▸ **DATASET EXCERPTS**:
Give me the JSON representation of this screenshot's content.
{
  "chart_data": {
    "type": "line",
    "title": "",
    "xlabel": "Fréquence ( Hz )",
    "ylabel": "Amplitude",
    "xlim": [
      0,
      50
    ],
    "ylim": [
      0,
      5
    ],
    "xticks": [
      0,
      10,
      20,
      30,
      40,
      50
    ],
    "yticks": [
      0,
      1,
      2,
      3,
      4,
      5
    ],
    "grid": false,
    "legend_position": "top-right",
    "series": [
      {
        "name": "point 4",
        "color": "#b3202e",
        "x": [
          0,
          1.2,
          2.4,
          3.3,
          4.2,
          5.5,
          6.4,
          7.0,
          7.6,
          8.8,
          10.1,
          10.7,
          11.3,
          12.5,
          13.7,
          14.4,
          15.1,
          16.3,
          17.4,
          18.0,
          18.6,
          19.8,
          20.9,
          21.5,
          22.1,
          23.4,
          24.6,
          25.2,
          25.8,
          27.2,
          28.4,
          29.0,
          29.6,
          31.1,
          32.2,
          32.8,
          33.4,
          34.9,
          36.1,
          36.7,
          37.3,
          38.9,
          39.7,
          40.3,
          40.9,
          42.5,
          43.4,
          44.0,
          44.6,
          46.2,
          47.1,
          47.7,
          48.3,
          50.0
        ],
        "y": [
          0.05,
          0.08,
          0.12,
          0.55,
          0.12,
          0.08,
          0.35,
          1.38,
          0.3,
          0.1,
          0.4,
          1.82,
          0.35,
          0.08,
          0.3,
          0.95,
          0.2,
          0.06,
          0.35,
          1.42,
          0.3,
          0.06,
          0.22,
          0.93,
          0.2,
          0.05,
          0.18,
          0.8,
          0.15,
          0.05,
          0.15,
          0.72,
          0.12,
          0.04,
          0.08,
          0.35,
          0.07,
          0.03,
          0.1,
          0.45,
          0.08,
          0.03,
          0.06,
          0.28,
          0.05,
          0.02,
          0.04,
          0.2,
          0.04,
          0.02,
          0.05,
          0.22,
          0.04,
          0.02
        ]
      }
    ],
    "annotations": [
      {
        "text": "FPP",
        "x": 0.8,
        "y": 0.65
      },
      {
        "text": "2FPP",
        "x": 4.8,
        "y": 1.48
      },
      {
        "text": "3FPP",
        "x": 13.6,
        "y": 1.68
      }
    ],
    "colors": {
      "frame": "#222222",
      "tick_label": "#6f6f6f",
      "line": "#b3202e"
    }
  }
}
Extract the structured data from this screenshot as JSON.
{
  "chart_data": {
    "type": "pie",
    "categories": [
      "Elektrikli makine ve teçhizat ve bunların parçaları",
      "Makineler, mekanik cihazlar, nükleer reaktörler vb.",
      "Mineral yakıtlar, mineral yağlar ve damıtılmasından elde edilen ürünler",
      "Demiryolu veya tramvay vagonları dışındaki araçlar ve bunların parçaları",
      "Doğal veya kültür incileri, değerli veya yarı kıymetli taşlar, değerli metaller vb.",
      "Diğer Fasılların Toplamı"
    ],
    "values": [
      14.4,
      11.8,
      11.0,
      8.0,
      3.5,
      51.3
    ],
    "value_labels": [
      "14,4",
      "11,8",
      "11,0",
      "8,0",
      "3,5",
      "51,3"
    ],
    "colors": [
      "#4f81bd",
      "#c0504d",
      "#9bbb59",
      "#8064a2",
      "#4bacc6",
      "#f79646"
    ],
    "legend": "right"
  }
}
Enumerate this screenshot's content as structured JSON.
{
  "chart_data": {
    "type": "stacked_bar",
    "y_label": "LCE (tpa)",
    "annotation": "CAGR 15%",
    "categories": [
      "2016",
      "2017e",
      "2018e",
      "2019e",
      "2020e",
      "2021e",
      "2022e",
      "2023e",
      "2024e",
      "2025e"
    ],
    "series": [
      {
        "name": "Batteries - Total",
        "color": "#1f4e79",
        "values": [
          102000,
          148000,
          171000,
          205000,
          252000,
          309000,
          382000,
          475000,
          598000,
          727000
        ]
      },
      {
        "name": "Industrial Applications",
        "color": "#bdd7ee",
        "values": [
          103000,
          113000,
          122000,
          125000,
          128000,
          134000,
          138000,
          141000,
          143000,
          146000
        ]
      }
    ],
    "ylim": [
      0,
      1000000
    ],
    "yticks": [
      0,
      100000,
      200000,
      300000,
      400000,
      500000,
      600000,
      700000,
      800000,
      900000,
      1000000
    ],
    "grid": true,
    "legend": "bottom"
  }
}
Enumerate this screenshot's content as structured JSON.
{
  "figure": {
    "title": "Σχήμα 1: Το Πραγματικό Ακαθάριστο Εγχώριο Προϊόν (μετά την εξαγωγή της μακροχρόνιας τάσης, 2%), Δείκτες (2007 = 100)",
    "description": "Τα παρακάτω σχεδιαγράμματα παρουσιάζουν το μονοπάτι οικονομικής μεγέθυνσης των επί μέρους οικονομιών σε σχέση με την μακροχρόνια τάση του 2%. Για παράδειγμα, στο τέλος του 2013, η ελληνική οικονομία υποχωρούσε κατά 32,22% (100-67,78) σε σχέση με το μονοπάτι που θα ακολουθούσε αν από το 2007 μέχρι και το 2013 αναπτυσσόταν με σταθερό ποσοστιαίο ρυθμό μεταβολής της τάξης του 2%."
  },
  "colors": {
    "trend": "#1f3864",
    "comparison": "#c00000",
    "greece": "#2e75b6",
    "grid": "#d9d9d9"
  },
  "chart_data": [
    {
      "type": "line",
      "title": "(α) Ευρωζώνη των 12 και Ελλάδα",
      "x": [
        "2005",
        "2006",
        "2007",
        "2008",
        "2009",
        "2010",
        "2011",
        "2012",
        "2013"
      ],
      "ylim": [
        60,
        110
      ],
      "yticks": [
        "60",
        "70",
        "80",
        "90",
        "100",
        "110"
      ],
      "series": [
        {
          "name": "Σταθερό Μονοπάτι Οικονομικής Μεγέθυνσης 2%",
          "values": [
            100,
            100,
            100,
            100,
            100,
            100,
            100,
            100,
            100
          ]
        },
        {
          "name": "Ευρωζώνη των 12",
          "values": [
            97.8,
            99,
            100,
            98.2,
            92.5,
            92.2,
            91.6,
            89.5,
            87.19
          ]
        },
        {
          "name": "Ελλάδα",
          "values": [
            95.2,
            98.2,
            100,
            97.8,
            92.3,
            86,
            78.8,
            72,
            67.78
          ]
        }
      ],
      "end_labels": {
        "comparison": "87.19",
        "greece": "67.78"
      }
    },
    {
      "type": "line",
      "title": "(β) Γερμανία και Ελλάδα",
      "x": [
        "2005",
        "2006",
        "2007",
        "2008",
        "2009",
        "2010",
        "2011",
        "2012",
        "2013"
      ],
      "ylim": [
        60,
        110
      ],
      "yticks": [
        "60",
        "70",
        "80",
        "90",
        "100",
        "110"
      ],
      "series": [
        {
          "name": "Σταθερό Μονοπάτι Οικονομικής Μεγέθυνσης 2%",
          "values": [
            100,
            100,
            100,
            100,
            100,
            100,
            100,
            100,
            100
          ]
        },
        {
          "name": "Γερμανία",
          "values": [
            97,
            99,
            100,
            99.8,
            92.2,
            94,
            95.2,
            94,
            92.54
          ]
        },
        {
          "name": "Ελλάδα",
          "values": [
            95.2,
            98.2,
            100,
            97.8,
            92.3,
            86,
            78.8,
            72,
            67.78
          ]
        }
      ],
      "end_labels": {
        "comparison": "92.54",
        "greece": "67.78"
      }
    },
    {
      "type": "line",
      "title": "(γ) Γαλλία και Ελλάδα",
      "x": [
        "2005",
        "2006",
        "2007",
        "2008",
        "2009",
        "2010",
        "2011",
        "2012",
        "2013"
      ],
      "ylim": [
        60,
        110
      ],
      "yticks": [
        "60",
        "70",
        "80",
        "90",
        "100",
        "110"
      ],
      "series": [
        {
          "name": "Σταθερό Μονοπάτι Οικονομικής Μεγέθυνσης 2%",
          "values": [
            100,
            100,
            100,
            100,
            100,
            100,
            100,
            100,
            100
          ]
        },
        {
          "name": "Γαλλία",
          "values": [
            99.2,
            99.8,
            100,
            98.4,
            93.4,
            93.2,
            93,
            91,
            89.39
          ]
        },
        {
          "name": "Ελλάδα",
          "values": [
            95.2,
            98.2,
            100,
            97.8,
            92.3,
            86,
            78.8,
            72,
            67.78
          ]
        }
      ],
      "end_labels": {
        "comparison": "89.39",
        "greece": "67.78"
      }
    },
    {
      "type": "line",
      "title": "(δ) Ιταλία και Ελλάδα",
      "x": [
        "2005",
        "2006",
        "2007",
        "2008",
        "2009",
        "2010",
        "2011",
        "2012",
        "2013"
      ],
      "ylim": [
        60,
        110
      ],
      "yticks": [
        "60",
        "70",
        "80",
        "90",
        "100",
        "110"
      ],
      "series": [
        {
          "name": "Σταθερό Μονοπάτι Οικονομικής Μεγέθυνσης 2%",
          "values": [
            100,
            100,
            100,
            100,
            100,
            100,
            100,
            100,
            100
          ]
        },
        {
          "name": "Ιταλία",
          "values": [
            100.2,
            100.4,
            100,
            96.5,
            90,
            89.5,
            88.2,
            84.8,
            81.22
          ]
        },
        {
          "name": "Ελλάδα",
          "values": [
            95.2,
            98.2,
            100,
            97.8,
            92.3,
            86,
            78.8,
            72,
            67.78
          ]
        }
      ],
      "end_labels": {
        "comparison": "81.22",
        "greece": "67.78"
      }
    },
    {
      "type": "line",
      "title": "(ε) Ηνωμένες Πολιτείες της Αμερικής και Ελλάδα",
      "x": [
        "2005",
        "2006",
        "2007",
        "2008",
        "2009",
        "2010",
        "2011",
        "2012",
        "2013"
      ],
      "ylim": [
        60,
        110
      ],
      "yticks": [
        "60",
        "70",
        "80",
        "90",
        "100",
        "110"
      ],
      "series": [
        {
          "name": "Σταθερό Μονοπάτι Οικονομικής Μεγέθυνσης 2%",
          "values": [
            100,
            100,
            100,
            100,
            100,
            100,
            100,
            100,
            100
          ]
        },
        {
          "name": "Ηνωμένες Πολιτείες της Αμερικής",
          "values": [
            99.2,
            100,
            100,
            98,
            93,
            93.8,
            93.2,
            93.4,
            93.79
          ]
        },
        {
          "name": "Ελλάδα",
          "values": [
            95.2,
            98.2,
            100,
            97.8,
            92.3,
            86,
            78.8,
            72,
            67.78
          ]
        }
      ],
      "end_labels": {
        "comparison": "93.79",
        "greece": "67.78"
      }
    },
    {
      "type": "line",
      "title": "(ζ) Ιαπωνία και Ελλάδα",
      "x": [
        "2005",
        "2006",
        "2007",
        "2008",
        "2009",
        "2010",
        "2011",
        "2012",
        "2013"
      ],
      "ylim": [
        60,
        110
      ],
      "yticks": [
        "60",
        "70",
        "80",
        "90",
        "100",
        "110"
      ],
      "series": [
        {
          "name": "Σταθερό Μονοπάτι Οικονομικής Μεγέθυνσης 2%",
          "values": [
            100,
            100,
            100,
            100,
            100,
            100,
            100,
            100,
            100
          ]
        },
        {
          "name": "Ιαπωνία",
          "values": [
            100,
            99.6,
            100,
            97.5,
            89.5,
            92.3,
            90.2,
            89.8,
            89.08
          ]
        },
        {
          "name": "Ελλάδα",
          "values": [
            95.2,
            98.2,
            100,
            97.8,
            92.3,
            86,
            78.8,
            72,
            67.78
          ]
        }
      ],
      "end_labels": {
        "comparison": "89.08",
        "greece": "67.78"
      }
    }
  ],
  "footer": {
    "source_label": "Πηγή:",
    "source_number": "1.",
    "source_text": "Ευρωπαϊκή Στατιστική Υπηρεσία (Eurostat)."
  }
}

▸ **REQUIREMENT**: Within the entries above, work out how many lines contain the word "title". The number alone is the answer.

▸ **RESULT OF THE EXERCISE**: 8